**Exercise inputs:**
--- BEGIN ---
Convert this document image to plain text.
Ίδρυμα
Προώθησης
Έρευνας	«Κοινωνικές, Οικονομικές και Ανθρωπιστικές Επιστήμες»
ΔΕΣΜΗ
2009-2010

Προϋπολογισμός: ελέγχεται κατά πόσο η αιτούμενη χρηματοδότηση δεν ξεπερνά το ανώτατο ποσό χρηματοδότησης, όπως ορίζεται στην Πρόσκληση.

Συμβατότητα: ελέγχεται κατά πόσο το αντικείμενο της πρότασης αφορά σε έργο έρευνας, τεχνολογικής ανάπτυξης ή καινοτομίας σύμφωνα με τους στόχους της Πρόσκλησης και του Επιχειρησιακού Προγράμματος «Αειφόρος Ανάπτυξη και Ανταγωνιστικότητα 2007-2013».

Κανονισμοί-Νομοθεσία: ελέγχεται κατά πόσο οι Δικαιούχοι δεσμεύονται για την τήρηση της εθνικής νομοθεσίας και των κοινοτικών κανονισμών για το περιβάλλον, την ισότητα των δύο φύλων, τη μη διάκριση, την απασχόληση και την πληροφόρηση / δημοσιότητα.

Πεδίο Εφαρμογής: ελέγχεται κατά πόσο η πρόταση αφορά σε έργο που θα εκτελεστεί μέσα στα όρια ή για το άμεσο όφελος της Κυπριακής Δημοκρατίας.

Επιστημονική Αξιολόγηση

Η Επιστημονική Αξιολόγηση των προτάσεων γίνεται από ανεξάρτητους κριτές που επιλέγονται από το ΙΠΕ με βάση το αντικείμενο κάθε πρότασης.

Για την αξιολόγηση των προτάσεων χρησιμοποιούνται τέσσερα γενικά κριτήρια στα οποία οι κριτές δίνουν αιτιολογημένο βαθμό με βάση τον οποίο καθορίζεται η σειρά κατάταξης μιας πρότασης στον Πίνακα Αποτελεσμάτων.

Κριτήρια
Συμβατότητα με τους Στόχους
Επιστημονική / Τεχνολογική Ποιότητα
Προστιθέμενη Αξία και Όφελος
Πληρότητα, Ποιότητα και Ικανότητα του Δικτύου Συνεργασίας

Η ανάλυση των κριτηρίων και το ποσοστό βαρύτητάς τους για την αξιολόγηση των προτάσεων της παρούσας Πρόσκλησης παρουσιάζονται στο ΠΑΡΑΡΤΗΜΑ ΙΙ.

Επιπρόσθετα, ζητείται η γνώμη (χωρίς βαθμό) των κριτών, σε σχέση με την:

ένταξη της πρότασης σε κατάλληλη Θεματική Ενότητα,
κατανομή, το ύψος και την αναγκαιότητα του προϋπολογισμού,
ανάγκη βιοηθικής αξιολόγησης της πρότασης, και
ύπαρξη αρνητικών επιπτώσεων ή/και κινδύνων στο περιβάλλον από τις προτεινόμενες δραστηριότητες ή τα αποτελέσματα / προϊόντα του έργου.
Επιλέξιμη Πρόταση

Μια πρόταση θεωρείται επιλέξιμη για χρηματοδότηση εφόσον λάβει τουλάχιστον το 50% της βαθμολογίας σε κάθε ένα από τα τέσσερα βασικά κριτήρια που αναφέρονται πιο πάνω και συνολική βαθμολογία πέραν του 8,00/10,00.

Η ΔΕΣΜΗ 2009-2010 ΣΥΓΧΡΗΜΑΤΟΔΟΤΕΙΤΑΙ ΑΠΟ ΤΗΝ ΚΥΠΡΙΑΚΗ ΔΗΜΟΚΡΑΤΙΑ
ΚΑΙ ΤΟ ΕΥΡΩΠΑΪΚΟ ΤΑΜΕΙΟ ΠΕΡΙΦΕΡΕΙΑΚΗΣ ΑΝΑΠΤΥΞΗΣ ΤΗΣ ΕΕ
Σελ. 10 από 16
--- END ---
**Problem details:** Return every line of the preceding records in which the word "Επιστημονική" appears.

**Full answer:**
Επιστημονική Αξιολόγηση
Η Επιστημονική Αξιολόγηση των προτάσεων γίνεται από ανεξάρτητους κριτές που επιλέγονται από το ΙΠΕ με βάση το αντικείμενο κάθε πρότασης.
Επιστημονική / Τεχνολογική Ποιότητα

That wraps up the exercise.